(A run of records)
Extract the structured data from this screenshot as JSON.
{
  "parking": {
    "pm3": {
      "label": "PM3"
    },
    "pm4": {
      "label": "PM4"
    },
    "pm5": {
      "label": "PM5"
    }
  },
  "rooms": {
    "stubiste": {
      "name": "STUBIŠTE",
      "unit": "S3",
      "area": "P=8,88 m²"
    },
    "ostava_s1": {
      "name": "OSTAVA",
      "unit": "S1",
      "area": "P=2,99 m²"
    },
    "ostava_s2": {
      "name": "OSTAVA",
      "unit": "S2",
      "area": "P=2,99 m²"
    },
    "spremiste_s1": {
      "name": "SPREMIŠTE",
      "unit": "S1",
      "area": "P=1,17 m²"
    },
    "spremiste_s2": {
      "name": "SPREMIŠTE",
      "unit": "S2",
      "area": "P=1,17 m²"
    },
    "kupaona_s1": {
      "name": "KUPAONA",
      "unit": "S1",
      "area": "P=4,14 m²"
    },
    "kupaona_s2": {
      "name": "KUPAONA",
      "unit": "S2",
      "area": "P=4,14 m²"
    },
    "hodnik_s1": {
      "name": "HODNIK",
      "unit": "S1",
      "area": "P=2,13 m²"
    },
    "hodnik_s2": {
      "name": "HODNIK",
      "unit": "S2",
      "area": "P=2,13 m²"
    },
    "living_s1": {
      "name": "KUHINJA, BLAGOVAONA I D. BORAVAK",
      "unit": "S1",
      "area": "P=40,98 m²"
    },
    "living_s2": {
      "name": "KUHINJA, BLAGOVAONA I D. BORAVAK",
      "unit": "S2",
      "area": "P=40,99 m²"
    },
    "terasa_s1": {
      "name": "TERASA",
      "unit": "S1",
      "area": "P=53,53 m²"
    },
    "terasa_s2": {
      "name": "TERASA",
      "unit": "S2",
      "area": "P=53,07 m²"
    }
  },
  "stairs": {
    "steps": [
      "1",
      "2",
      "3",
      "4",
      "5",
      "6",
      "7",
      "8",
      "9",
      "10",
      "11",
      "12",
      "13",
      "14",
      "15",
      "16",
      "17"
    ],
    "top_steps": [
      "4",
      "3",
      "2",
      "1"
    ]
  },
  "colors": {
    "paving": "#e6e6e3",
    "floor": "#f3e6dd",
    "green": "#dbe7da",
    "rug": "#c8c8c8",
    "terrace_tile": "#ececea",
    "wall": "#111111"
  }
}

...

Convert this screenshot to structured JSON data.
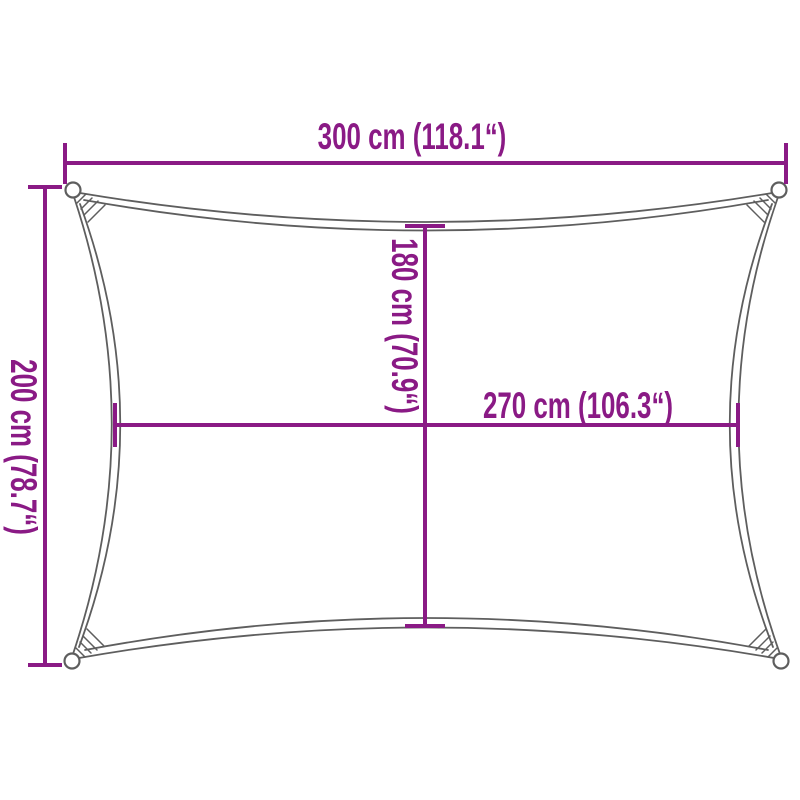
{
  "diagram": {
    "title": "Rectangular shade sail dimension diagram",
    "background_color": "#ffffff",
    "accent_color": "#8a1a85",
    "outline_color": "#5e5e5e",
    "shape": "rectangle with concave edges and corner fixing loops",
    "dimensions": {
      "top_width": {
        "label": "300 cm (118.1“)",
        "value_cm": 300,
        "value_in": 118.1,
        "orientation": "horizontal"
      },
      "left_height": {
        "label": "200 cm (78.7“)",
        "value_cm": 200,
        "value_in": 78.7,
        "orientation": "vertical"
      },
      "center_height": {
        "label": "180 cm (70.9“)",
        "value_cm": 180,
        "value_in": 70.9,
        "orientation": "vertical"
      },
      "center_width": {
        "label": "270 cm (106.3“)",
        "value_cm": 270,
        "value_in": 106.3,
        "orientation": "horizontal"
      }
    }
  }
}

• JOB: Filter out every line that lacks the word "label", and copy the rest.

• ANSWER FOR THIS EXERCISE:
      "label": "PM3"
      "label": "PM4"
      "label": "PM5"
        "label": "300 cm (118.1“)",
        "label": "200 cm (78.7“)",
        "label": "180 cm (70.9“)",
        "label": "270 cm (106.3“)",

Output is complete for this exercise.